>> Start Supplied information
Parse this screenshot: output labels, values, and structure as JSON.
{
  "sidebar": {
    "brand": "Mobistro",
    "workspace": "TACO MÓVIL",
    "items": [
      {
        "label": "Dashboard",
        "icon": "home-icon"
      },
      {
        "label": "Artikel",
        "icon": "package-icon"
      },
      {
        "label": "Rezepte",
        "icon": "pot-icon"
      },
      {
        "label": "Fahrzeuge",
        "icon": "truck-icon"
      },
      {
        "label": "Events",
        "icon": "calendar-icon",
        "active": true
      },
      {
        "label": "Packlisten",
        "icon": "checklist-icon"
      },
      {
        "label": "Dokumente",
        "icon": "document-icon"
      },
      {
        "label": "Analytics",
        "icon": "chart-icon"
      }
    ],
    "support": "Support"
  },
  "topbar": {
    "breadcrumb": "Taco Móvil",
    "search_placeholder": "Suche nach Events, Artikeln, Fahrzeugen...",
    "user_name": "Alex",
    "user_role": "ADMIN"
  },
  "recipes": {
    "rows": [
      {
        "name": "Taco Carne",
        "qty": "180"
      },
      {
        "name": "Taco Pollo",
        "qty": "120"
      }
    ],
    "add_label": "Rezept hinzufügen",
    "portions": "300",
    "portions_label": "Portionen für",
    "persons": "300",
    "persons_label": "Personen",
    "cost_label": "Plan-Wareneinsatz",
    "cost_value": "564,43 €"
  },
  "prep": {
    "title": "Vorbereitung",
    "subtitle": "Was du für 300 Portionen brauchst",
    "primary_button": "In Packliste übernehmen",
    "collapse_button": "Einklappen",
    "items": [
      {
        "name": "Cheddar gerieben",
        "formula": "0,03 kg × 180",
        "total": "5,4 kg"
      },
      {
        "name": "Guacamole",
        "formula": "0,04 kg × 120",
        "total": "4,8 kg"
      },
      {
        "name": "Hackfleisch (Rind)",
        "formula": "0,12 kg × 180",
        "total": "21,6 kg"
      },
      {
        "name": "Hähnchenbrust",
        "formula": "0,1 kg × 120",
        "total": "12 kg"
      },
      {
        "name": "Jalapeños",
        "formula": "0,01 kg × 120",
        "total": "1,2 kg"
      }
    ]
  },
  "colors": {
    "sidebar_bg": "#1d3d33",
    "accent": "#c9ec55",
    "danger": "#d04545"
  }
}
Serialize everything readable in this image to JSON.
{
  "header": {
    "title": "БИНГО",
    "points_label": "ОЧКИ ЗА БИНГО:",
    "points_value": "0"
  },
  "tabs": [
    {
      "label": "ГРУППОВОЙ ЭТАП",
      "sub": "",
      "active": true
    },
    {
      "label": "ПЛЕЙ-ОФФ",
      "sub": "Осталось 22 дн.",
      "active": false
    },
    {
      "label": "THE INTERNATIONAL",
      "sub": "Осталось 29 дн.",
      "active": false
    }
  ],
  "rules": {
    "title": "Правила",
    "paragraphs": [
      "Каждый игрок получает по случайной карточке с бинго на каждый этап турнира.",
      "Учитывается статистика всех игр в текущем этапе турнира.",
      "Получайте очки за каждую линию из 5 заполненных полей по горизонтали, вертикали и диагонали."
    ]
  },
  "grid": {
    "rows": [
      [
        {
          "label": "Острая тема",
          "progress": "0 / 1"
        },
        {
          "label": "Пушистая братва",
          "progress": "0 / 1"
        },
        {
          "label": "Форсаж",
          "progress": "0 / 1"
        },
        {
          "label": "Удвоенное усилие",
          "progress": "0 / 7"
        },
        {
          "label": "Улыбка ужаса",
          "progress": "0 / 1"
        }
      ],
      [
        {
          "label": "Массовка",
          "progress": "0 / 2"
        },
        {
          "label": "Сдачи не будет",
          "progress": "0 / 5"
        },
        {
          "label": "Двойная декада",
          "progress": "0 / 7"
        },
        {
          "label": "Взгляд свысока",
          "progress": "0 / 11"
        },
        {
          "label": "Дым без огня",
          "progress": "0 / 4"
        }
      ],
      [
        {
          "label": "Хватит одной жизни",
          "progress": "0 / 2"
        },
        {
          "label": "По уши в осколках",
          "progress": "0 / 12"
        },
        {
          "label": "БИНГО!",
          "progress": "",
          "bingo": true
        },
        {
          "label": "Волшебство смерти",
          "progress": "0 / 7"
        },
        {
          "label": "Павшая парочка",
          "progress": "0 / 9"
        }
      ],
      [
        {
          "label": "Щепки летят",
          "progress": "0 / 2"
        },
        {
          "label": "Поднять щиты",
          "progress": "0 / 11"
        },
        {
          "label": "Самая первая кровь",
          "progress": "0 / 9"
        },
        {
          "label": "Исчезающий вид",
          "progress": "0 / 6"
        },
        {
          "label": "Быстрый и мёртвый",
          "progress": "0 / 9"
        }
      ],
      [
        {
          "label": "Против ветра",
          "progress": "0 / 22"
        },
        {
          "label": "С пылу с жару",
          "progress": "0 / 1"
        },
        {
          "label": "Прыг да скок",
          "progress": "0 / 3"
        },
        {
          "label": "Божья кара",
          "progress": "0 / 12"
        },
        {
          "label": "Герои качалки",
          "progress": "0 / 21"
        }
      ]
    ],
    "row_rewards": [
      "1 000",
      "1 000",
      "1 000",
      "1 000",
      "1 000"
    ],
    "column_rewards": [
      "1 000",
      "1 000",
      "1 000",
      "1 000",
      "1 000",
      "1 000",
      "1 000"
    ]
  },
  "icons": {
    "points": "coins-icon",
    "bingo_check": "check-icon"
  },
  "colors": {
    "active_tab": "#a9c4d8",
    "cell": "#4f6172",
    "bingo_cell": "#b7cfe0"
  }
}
>> End Supplied information
### Brief
Collect from the data above every line that includes "JSON".

### Response to this exercise
Parse this screenshot: output labels, values, and structure as JSON.
Serialize everything readable in this image to JSON.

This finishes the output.